→ **WORK TO DO**:
Reproduce the entries in full, with no changes.

→ **DATASET CONTENT**:
◇ ◇ ◇ ◇

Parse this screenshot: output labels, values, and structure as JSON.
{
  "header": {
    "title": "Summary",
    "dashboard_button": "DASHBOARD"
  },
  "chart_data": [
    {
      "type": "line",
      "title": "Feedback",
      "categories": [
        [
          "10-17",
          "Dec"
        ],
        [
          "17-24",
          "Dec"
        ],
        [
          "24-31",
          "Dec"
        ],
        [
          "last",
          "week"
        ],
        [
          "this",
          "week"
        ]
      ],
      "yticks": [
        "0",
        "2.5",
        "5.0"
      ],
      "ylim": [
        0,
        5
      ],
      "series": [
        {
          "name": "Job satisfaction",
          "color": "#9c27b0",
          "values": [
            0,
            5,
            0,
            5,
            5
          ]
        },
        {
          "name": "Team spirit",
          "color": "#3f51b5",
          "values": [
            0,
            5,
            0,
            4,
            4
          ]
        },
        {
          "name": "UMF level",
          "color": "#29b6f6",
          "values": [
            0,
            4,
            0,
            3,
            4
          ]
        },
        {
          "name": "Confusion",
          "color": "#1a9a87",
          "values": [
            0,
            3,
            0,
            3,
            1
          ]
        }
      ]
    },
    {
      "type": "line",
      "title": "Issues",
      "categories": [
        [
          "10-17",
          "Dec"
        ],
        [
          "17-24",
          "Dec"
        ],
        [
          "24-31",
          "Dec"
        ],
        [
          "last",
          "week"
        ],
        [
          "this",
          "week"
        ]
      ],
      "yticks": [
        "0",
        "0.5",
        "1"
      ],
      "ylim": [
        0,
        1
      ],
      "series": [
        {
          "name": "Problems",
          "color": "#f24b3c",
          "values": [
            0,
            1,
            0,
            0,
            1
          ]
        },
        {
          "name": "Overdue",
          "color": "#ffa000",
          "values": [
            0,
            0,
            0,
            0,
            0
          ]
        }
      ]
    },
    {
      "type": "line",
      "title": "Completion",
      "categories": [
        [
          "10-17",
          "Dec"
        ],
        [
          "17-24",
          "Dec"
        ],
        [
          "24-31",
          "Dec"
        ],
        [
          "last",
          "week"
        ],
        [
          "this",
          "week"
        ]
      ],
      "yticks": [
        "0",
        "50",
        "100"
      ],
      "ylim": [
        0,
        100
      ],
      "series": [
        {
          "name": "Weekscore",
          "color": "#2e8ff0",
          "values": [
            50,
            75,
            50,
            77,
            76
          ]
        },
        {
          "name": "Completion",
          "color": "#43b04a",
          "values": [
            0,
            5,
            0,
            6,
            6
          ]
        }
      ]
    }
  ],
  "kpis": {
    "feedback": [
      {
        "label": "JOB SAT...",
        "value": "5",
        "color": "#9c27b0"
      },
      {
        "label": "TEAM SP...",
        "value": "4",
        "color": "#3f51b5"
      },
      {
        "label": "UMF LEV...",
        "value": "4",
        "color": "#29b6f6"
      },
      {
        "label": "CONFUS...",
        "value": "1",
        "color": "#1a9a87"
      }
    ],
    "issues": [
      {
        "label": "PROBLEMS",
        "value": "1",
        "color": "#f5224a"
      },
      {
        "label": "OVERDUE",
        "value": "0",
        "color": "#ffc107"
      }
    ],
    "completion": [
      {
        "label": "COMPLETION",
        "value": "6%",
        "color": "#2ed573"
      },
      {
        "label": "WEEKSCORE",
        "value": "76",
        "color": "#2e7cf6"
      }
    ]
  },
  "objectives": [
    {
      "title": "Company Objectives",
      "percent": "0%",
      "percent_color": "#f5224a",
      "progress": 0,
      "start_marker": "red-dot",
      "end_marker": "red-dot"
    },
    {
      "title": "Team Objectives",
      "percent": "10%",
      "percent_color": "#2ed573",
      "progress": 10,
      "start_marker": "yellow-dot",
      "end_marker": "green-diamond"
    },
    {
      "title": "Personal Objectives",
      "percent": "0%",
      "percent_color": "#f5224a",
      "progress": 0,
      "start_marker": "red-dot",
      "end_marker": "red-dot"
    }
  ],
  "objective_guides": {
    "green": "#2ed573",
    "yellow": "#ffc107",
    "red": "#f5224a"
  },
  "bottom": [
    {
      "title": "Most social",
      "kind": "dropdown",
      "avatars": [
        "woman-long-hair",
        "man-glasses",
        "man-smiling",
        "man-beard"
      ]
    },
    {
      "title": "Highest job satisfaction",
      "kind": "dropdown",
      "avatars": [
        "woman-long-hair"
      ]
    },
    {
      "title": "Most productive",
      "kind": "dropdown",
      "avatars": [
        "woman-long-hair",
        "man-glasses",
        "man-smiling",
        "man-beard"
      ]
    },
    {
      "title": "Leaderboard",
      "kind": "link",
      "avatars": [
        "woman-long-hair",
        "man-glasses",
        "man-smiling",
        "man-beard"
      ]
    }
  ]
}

◇ ◇ ◇ ◇

→ **RIGHT ANSWER**:
Parse this screenshot: output labels, values, and structure as JSON.
{
  "header": {
    "title": "Summary",
    "dashboard_button": "DASHBOARD"
  },
  "chart_data": [
    {
      "type": "line",
      "title": "Feedback",
      "categories": [
        [
          "10-17",
          "Dec"
        ],
        [
          "17-24",
          "Dec"
        ],
        [
          "24-31",
          "Dec"
        ],
        [
          "last",
          "week"
        ],
        [
          "this",
          "week"
        ]
      ],
      "yticks": [
        "0",
        "2.5",
        "5.0"
      ],
      "ylim": [
        0,
        5
      ],
      "series": [
        {
          "name": "Job satisfaction",
          "color": "#9c27b0",
          "values": [
            0,
            5,
            0,
            5,
            5
          ]
        },
        {
          "name": "Team spirit",
          "color": "#3f51b5",
          "values": [
            0,
            5,
            0,
            4,
            4
          ]
        },
        {
          "name": "UMF level",
          "color": "#29b6f6",
          "values": [
            0,
            4,
            0,
            3,
            4
          ]
        },
        {
          "name": "Confusion",
          "color": "#1a9a87",
          "values": [
            0,
            3,
            0,
            3,
            1
          ]
        }
      ]
    },
    {
      "type": "line",
      "title": "Issues",
      "categories": [
        [
          "10-17",
          "Dec"
        ],
        [
          "17-24",
          "Dec"
        ],
        [
          "24-31",
          "Dec"
        ],
        [
          "last",
          "week"
        ],
        [
          "this",
          "week"
        ]
      ],
      "yticks": [
        "0",
        "0.5",
        "1"
      ],
      "ylim": [
        0,
        1
      ],
      "series": [
        {
          "name": "Problems",
          "color": "#f24b3c",
          "values": [
            0,
            1,
            0,
            0,
            1
          ]
        },
        {
          "name": "Overdue",
          "color": "#ffa000",
          "values": [
            0,
            0,
            0,
            0,
            0
          ]
        }
      ]
    },
    {
      "type": "line",
      "title": "Completion",
      "categories": [
        [
          "10-17",
          "Dec"
        ],
        [
          "17-24",
          "Dec"
        ],
        [
          "24-31",
          "Dec"
        ],
        [
          "last",
          "week"
        ],
        [
          "this",
          "week"
        ]
      ],
      "yticks": [
        "0",
        "50",
        "100"
      ],
      "ylim": [
        0,
        100
      ],
      "series": [
        {
          "name": "Weekscore",
          "color": "#2e8ff0",
          "values": [
            50,
            75,
            50,
            77,
            76
          ]
        },
        {
          "name": "Completion",
          "color": "#43b04a",
          "values": [
            0,
            5,
            0,
            6,
            6
          ]
        }
      ]
    }
  ],
  "kpis": {
    "feedback": [
      {
        "label": "JOB SAT...",
        "value": "5",
        "color": "#9c27b0"
      },
      {
        "label": "TEAM SP...",
        "value": "4",
        "color": "#3f51b5"
      },
      {
        "label": "UMF LEV...",
        "value": "4",
        "color": "#29b6f6"
      },
      {
        "label": "CONFUS...",
        "value": "1",
        "color": "#1a9a87"
      }
    ],
    "issues": [
      {
        "label": "PROBLEMS",
        "value": "1",
        "color": "#f5224a"
      },
      {
        "label": "OVERDUE",
        "value": "0",
        "color": "#ffc107"
      }
    ],
    "completion": [
      {
        "label": "COMPLETION",
        "value": "6%",
        "color": "#2ed573"
      },
      {
        "label": "WEEKSCORE",
        "value": "76",
        "color": "#2e7cf6"
      }
    ]
  },
  "objectives": [
    {
      "title": "Company Objectives",
      "percent": "0%",
      "percent_color": "#f5224a",
      "progress": 0,
      "start_marker": "red-dot",
      "end_marker": "red-dot"
    },
    {
      "title": "Team Objectives",
      "percent": "10%",
      "percent_color": "#2ed573",
      "progress": 10,
      "start_marker": "yellow-dot",
      "end_marker": "green-diamond"
    },
    {
      "title": "Personal Objectives",
      "percent": "0%",
      "percent_color": "#f5224a",
      "progress": 0,
      "start_marker": "red-dot",
      "end_marker": "red-dot"
    }
  ],
  "objective_guides": {
    "green": "#2ed573",
    "yellow": "#ffc107",
    "red": "#f5224a"
  },
  "bottom": [
    {
      "title": "Most social",
      "kind": "dropdown",
      "avatars": [
        "woman-long-hair",
        "man-glasses",
        "man-smiling",
        "man-beard"
      ]
    },
    {
      "title": "Highest job satisfaction",
      "kind": "dropdown",
      "avatars": [
        "woman-long-hair"
      ]
    },
    {
      "title": "Most productive",
      "kind": "dropdown",
      "avatars": [
        "woman-long-hair",
        "man-glasses",
        "man-smiling",
        "man-beard"
      ]
    },
    {
      "title": "Leaderboard",
      "kind": "link",
      "avatars": [
        "woman-long-hair",
        "man-glasses",
        "man-smiling",
        "man-beard"
      ]
    }
  ]
}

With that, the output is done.